Your instructions
Pictures do not belong in the copy. Return all of the entries exactly.

Dataset entries
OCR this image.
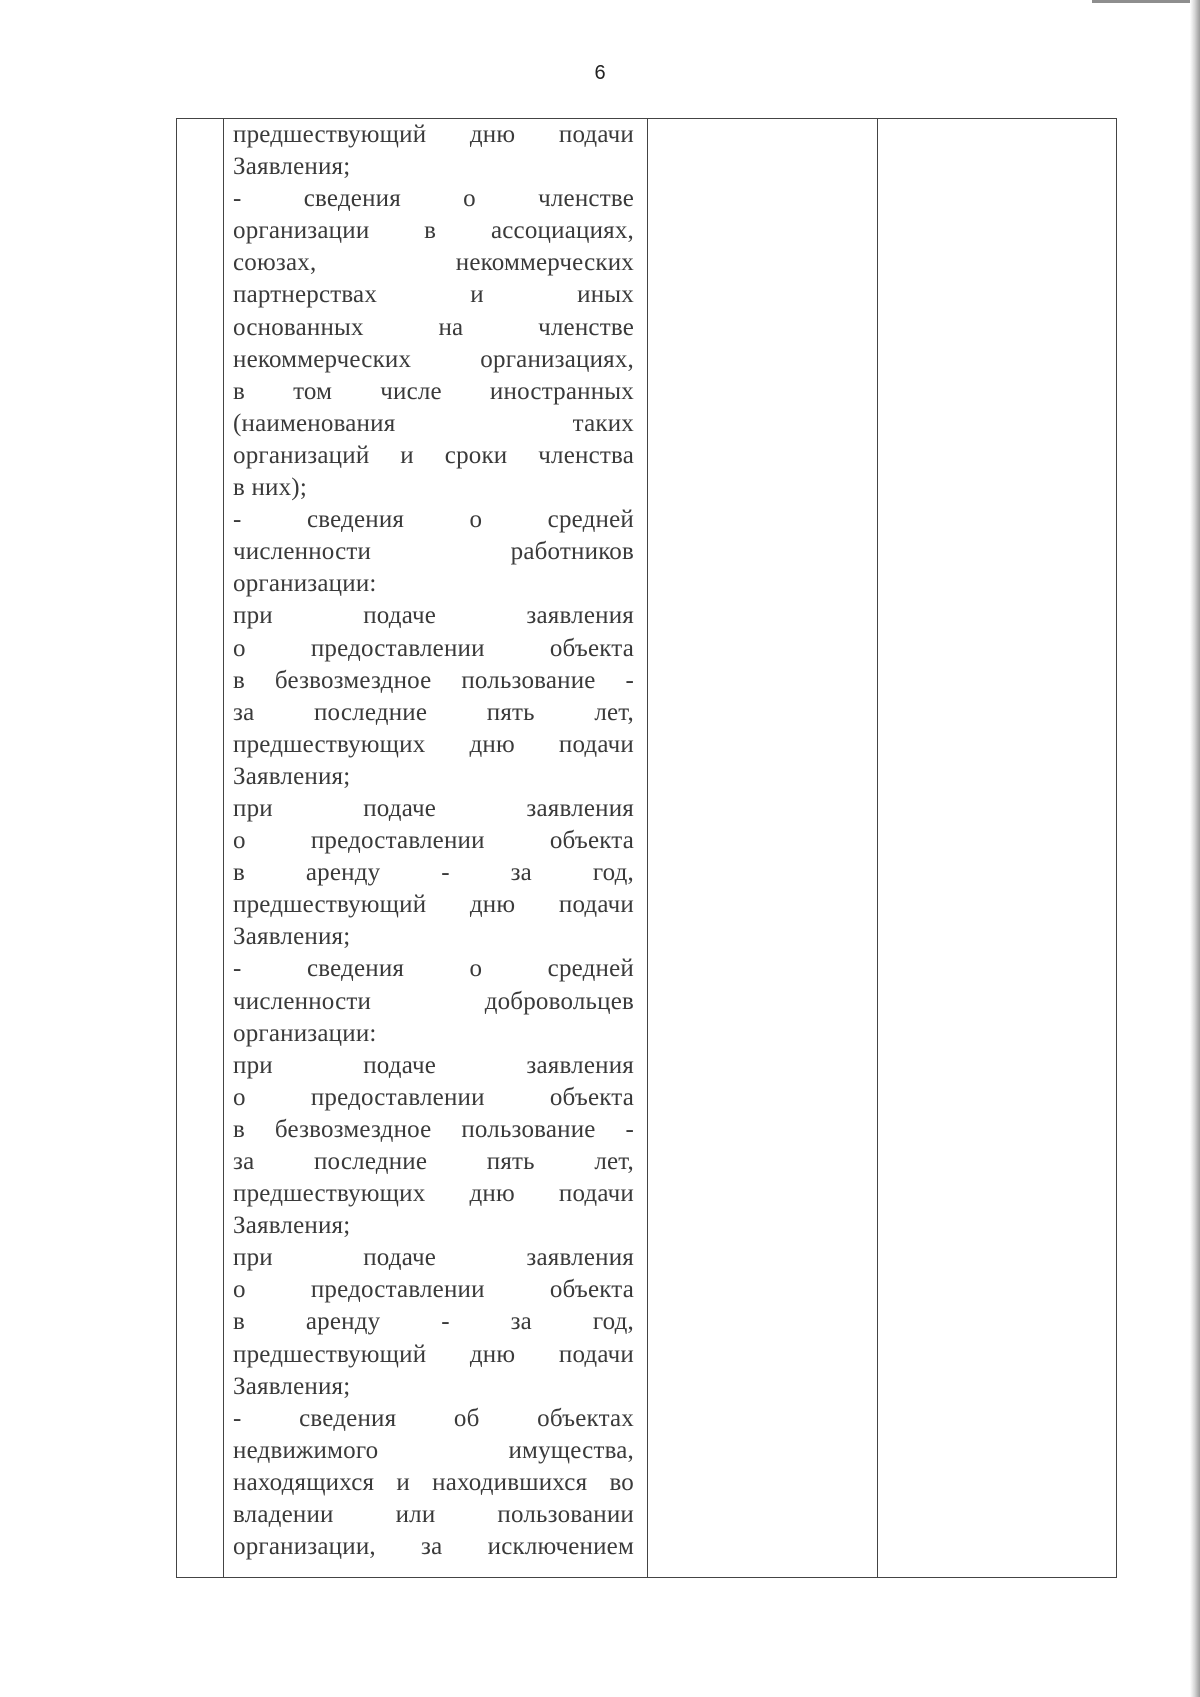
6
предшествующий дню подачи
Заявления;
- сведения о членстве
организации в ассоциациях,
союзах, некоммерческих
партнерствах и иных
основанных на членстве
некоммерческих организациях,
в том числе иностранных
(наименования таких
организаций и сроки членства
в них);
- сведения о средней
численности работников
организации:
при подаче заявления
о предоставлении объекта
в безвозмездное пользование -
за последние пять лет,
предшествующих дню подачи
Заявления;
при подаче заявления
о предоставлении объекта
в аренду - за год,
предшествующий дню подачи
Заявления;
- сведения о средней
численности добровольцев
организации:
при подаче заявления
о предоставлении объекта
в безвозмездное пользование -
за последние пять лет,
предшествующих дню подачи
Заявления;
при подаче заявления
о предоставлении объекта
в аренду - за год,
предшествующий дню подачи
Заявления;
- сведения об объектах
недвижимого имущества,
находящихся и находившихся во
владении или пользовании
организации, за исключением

Task answer
OCR this image.
6
предшествующий дню подачи
Заявления;
- сведения о членстве
организации в ассоциациях,
союзах, некоммерческих
партнерствах и иных
основанных на членстве
некоммерческих организациях,
в том числе иностранных
(наименования таких
организаций и сроки членства
в них);
- сведения о средней
численности работников
организации:
при подаче заявления
о предоставлении объекта
в безвозмездное пользование -
за последние пять лет,
предшествующих дню подачи
Заявления;
при подаче заявления
о предоставлении объекта
в аренду - за год,
предшествующий дню подачи
Заявления;
- сведения о средней
численности добровольцев
организации:
при подаче заявления
о предоставлении объекта
в безвозмездное пользование -
за последние пять лет,
предшествующих дню подачи
Заявления;
при подаче заявления
о предоставлении объекта
в аренду - за год,
предшествующий дню подачи
Заявления;
- сведения об объектах
недвижимого имущества,
находящихся и находившихся во
владении или пользовании
организации, за исключением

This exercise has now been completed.